REQUIRED TASK:
Can you copy out the data exactly? Leave the images out.

Entries with figure data:
+---+

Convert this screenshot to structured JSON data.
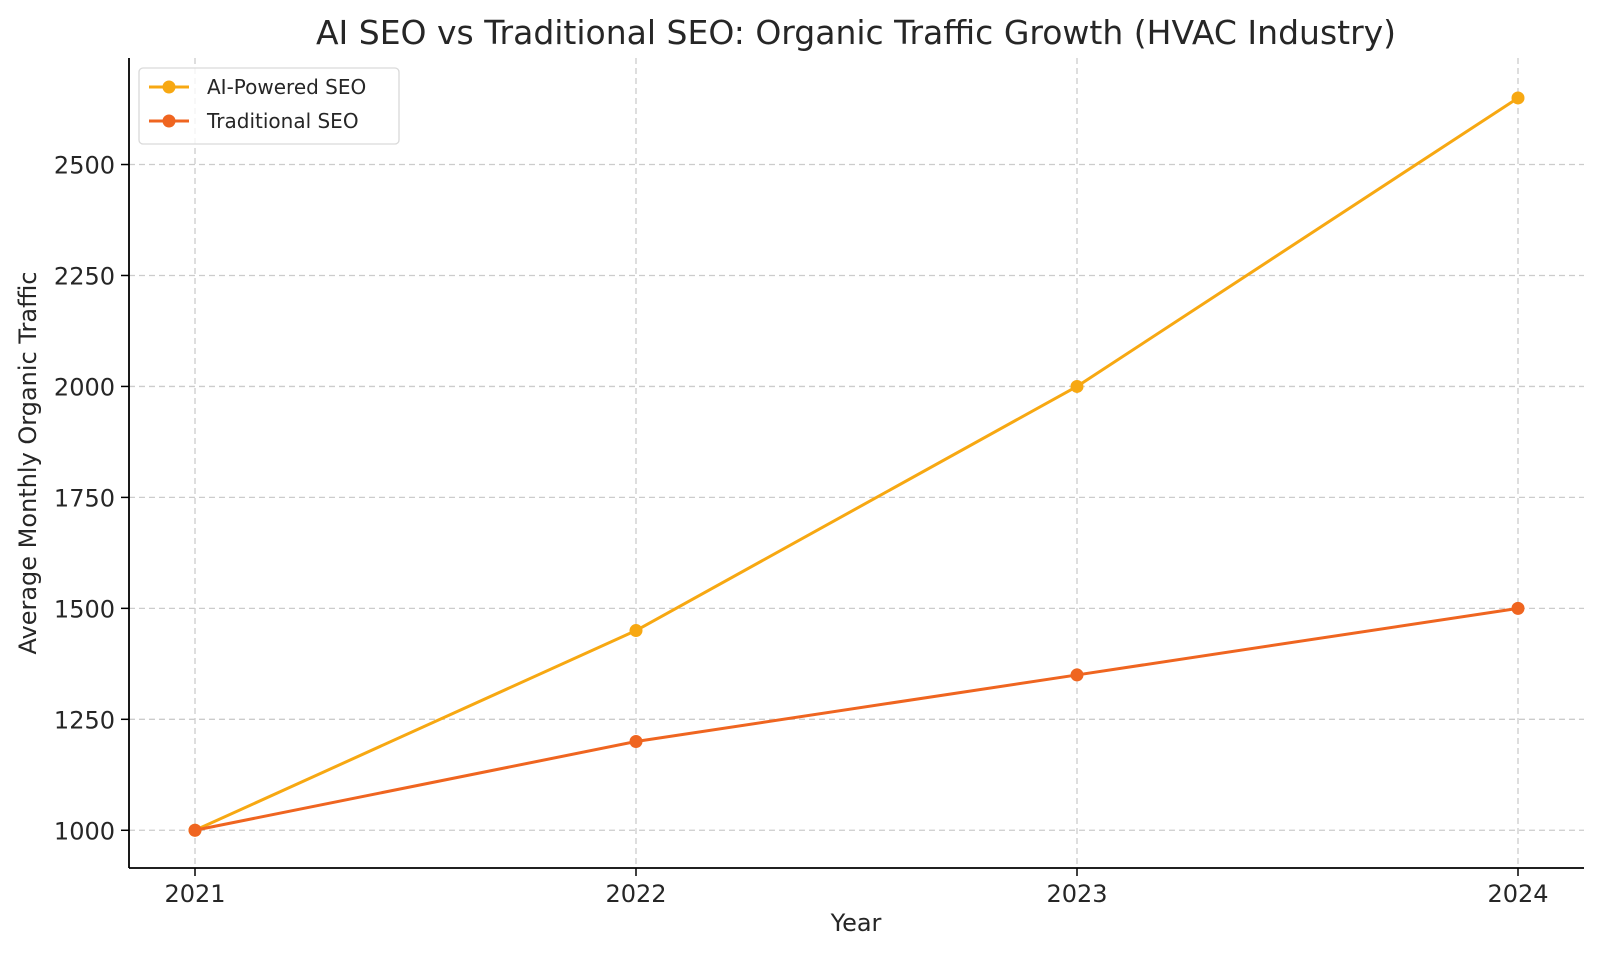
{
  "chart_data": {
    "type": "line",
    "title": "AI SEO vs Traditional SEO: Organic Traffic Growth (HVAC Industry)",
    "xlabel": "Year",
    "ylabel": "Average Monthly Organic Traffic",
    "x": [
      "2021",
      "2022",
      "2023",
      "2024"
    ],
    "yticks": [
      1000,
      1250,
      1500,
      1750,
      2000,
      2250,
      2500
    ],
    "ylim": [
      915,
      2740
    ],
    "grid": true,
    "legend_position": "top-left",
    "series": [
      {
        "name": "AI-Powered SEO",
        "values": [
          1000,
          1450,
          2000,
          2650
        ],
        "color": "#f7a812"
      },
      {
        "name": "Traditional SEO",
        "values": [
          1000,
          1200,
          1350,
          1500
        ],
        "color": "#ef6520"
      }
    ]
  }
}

+---+

RESPONSE:
Convert this screenshot to structured JSON data.
{
  "chart_data": {
    "type": "line",
    "title": "AI SEO vs Traditional SEO: Organic Traffic Growth (HVAC Industry)",
    "xlabel": "Year",
    "ylabel": "Average Monthly Organic Traffic",
    "x": [
      "2021",
      "2022",
      "2023",
      "2024"
    ],
    "yticks": [
      1000,
      1250,
      1500,
      1750,
      2000,
      2250,
      2500
    ],
    "ylim": [
      915,
      2740
    ],
    "grid": true,
    "legend_position": "top-left",
    "series": [
      {
        "name": "AI-Powered SEO",
        "values": [
          1000,
          1450,
          2000,
          2650
        ],
        "color": "#f7a812"
      },
      {
        "name": "Traditional SEO",
        "values": [
          1000,
          1200,
          1350,
          1500
        ],
        "color": "#ef6520"
      }
    ]
  }
}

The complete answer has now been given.